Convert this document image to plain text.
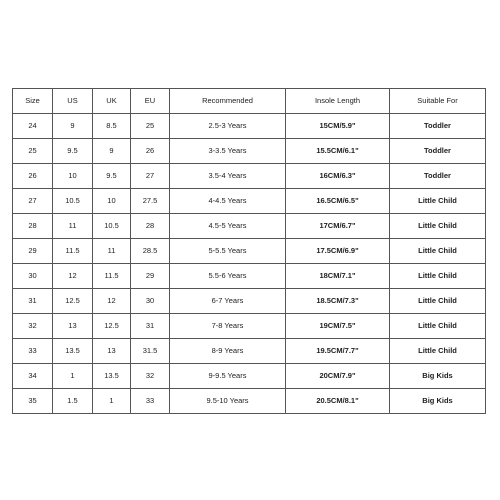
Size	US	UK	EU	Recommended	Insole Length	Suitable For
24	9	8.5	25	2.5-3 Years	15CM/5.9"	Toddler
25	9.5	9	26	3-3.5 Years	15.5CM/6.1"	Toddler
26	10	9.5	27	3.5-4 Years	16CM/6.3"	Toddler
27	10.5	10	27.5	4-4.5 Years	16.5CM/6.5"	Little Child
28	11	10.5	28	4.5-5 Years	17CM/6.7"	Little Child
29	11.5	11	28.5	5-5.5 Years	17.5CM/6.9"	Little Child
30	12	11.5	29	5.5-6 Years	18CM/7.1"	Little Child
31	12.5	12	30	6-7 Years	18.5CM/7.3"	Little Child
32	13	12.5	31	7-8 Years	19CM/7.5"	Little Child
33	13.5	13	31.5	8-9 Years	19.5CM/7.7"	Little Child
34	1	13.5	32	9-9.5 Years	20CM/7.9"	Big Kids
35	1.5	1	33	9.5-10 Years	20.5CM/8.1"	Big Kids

_____

## [Given request]
Reproduce all of the entries word for word, skipping any pictures they hold.

## [Solution to the exercise]
Convert this document image to plain text.
Size	US	UK	EU	Recommended	Insole Length	Suitable For
24	9	8.5	25	2.5-3 Years	15CM/5.9"	Toddler
25	9.5	9	26	3-3.5 Years	15.5CM/6.1"	Toddler
26	10	9.5	27	3.5-4 Years	16CM/6.3"	Toddler
27	10.5	10	27.5	4-4.5 Years	16.5CM/6.5"	Little Child
28	11	10.5	28	4.5-5 Years	17CM/6.7"	Little Child
29	11.5	11	28.5	5-5.5 Years	17.5CM/6.9"	Little Child
30	12	11.5	29	5.5-6 Years	18CM/7.1"	Little Child
31	12.5	12	30	6-7 Years	18.5CM/7.3"	Little Child
32	13	12.5	31	7-8 Years	19CM/7.5"	Little Child
33	13.5	13	31.5	8-9 Years	19.5CM/7.7"	Little Child
34	1	13.5	32	9-9.5 Years	20CM/7.9"	Big Kids
35	1.5	1	33	9.5-10 Years	20.5CM/8.1"	Big Kids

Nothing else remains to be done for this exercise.